**Requirements:** Could you rewrite the records below with every "folder-icon" changed to "directory-icon" and nothing else altered?

**Provided information:**

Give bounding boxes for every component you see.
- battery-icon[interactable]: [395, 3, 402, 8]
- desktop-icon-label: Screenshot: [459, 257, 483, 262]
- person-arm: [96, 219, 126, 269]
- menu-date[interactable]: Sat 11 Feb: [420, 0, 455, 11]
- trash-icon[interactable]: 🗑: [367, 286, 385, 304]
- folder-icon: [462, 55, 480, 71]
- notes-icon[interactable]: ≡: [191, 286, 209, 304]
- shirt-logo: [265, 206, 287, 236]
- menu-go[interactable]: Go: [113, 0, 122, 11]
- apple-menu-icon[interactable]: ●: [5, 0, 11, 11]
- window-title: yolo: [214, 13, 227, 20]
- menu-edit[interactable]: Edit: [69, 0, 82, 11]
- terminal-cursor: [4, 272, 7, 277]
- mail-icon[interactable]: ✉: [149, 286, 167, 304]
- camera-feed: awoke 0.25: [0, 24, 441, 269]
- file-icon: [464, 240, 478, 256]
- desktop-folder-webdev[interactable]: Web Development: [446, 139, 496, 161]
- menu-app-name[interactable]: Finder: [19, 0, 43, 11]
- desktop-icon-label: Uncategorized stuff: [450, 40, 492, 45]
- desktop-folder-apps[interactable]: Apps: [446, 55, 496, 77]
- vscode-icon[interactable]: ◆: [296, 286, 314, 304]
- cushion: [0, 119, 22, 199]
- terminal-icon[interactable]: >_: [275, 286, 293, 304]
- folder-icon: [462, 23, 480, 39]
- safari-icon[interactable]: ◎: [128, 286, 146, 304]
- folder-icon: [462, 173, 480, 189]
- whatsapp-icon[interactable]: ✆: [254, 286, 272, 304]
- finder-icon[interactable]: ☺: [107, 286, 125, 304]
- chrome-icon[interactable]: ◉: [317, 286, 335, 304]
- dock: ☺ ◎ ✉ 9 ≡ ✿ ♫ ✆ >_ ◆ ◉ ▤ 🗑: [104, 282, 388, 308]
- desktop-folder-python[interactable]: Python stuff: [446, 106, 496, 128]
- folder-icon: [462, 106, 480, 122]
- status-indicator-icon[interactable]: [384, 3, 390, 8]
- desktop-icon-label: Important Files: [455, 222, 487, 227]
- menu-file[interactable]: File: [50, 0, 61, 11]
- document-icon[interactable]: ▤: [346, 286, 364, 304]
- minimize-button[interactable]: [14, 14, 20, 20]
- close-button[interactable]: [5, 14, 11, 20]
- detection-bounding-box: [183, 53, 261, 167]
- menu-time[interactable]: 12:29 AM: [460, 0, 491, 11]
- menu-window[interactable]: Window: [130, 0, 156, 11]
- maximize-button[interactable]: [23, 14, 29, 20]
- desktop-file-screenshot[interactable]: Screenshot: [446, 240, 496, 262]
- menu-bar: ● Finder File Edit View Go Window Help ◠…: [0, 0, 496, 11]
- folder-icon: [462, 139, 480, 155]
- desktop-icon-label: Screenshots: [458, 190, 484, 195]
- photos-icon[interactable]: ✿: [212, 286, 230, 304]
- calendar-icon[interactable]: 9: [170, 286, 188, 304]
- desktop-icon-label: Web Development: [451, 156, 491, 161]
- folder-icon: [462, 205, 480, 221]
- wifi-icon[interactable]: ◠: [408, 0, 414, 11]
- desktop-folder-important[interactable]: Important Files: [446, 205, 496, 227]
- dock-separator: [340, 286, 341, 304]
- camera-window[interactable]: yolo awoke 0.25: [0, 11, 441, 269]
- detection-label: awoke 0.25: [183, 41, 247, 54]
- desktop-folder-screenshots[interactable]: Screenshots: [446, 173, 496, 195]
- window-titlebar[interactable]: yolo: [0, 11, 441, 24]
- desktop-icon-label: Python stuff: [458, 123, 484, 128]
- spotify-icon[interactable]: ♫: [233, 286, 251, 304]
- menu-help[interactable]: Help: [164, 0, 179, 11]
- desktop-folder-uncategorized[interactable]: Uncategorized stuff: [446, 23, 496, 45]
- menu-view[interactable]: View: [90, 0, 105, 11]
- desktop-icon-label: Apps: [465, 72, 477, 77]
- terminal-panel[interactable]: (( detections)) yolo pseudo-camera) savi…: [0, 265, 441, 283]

**Task result:**
Give bounding boxes for every component you see.
- battery-icon[interactable]: [395, 3, 402, 8]
- desktop-icon-label: Screenshot: [459, 257, 483, 262]
- person-arm: [96, 219, 126, 269]
- menu-date[interactable]: Sat 11 Feb: [420, 0, 455, 11]
- trash-icon[interactable]: 🗑: [367, 286, 385, 304]
- directory-icon: [462, 55, 480, 71]
- notes-icon[interactable]: ≡: [191, 286, 209, 304]
- shirt-logo: [265, 206, 287, 236]
- menu-go[interactable]: Go: [113, 0, 122, 11]
- apple-menu-icon[interactable]: ●: [5, 0, 11, 11]
- window-title: yolo: [214, 13, 227, 20]
- menu-edit[interactable]: Edit: [69, 0, 82, 11]
- terminal-cursor: [4, 272, 7, 277]
- mail-icon[interactable]: ✉: [149, 286, 167, 304]
- camera-feed: awoke 0.25: [0, 24, 441, 269]
- file-icon: [464, 240, 478, 256]
- desktop-folder-webdev[interactable]: Web Development: [446, 139, 496, 161]
- menu-app-name[interactable]: Finder: [19, 0, 43, 11]
- desktop-icon-label: Uncategorized stuff: [450, 40, 492, 45]
- desktop-folder-apps[interactable]: Apps: [446, 55, 496, 77]
- vscode-icon[interactable]: ◆: [296, 286, 314, 304]
- cushion: [0, 119, 22, 199]
- terminal-icon[interactable]: >_: [275, 286, 293, 304]
- directory-icon: [462, 23, 480, 39]
- safari-icon[interactable]: ◎: [128, 286, 146, 304]
- directory-icon: [462, 173, 480, 189]
- whatsapp-icon[interactable]: ✆: [254, 286, 272, 304]
- finder-icon[interactable]: ☺: [107, 286, 125, 304]
- chrome-icon[interactable]: ◉: [317, 286, 335, 304]
- dock: ☺ ◎ ✉ 9 ≡ ✿ ♫ ✆ >_ ◆ ◉ ▤ 🗑: [104, 282, 388, 308]
- desktop-folder-python[interactable]: Python stuff: [446, 106, 496, 128]
- directory-icon: [462, 106, 480, 122]
- status-indicator-icon[interactable]: [384, 3, 390, 8]
- desktop-icon-label: Important Files: [455, 222, 487, 227]
- menu-file[interactable]: File: [50, 0, 61, 11]
- document-icon[interactable]: ▤: [346, 286, 364, 304]
- minimize-button[interactable]: [14, 14, 20, 20]
- close-button[interactable]: [5, 14, 11, 20]
- detection-bounding-box: [183, 53, 261, 167]
- menu-time[interactable]: 12:29 AM: [460, 0, 491, 11]
- menu-window[interactable]: Window: [130, 0, 156, 11]
- maximize-button[interactable]: [23, 14, 29, 20]
- desktop-file-screenshot[interactable]: Screenshot: [446, 240, 496, 262]
- menu-bar: ● Finder File Edit View Go Window Help ◠…: [0, 0, 496, 11]
- directory-icon: [462, 139, 480, 155]
- desktop-icon-label: Screenshots: [458, 190, 484, 195]
- photos-icon[interactable]: ✿: [212, 286, 230, 304]
- calendar-icon[interactable]: 9: [170, 286, 188, 304]
- desktop-icon-label: Web Development: [451, 156, 491, 161]
- directory-icon: [462, 205, 480, 221]
- wifi-icon[interactable]: ◠: [408, 0, 414, 11]
- desktop-folder-important[interactable]: Important Files: [446, 205, 496, 227]
- dock-separator: [340, 286, 341, 304]
- camera-window[interactable]: yolo awoke 0.25: [0, 11, 441, 269]
- detection-label: awoke 0.25: [183, 41, 247, 54]
- desktop-folder-screenshots[interactable]: Screenshots: [446, 173, 496, 195]
- window-titlebar[interactable]: yolo: [0, 11, 441, 24]
- desktop-icon-label: Python stuff: [458, 123, 484, 128]
- spotify-icon[interactable]: ♫: [233, 286, 251, 304]
- menu-help[interactable]: Help: [164, 0, 179, 11]
- desktop-folder-uncategorized[interactable]: Uncategorized stuff: [446, 23, 496, 45]
- menu-view[interactable]: View: [90, 0, 105, 11]
- desktop-icon-label: Apps: [465, 72, 477, 77]
- terminal-panel[interactable]: (( detections)) yolo pseudo-camera) savi…: [0, 265, 441, 283]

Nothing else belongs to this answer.